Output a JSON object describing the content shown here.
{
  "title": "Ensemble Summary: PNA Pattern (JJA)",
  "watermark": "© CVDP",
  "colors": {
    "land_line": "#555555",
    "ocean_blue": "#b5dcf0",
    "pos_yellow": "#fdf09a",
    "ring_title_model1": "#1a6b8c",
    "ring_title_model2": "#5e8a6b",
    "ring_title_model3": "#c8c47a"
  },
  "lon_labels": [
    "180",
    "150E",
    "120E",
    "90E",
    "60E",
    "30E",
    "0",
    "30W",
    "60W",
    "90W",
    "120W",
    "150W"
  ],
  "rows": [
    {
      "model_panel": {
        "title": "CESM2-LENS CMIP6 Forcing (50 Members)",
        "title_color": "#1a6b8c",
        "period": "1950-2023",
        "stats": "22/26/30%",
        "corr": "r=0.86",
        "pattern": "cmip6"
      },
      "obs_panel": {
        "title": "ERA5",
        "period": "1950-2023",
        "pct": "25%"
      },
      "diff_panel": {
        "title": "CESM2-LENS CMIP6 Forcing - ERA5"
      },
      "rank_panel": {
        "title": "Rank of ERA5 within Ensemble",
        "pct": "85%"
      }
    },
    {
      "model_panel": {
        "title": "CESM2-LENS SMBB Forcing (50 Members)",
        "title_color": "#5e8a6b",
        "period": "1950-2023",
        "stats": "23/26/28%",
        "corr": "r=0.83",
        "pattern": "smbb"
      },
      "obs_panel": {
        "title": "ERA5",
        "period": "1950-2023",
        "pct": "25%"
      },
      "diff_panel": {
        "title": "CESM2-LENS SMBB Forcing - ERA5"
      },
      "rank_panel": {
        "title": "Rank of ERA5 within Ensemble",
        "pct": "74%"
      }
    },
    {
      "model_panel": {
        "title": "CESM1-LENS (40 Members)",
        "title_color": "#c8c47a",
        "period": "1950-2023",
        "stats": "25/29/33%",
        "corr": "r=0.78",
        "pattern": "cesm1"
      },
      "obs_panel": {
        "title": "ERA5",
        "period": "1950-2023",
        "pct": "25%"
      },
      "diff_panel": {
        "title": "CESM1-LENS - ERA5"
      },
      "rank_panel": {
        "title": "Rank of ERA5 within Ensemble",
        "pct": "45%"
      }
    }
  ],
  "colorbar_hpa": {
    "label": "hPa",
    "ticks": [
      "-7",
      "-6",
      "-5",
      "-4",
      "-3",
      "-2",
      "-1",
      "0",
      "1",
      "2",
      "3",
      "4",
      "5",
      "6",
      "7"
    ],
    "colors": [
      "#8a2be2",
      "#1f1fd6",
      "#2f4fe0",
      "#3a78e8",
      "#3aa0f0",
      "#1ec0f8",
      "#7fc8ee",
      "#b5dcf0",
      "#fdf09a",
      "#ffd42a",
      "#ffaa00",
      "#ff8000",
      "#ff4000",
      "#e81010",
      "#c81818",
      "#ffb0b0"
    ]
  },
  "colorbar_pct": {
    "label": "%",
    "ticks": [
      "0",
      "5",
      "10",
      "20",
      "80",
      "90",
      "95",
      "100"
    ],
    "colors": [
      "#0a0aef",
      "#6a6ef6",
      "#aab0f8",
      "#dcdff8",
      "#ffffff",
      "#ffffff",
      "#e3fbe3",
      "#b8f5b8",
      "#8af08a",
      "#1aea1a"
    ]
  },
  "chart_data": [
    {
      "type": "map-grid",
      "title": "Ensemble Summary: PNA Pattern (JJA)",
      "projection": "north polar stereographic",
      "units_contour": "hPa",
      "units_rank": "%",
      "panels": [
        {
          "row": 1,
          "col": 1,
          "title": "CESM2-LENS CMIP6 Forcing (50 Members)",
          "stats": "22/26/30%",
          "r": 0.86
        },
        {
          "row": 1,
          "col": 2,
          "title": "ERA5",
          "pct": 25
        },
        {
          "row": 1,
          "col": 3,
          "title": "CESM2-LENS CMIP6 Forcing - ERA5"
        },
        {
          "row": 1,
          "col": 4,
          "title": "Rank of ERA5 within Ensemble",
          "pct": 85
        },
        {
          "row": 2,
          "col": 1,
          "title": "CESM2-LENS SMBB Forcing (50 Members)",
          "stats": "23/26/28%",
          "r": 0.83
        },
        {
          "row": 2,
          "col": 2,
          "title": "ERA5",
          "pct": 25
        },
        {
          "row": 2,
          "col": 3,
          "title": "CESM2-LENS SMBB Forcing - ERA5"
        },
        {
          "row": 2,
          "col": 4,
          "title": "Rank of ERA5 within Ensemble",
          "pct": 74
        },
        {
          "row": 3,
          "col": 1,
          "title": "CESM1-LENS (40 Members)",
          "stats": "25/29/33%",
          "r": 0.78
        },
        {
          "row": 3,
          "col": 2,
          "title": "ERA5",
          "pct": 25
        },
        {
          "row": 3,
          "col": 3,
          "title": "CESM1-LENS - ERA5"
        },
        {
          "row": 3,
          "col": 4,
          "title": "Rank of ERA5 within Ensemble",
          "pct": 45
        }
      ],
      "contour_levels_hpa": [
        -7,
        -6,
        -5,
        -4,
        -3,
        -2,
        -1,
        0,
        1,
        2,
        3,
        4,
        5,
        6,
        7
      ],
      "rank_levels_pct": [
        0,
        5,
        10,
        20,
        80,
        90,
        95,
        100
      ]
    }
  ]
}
══════════════════════════════
INSTRUCTIONS FOR THE TASK ::
Which lines of the data above contain "LENS"? Copy each one.

RESULT OF THIS TASK ::
        "title": "CESM2-LENS CMIP6 Forcing (50 Members)",
        "title": "CESM2-LENS CMIP6 Forcing - ERA5"
        "title": "CESM2-LENS SMBB Forcing (50 Members)",
        "title": "CESM2-LENS SMBB Forcing - ERA5"
        "title": "CESM1-LENS (40 Members)",
        "title": "CESM1-LENS - ERA5"
          "title": "CESM2-LENS CMIP6 Forcing (50 Members)",
          "title": "CESM2-LENS CMIP6 Forcing - ERA5"
          "title": "CESM2-LENS SMBB Forcing (50 Members)",
          "title": "CESM2-LENS SMBB Forcing - ERA5"
          "title": "CESM1-LENS (40 Members)",
          "title": "CESM1-LENS - ERA5"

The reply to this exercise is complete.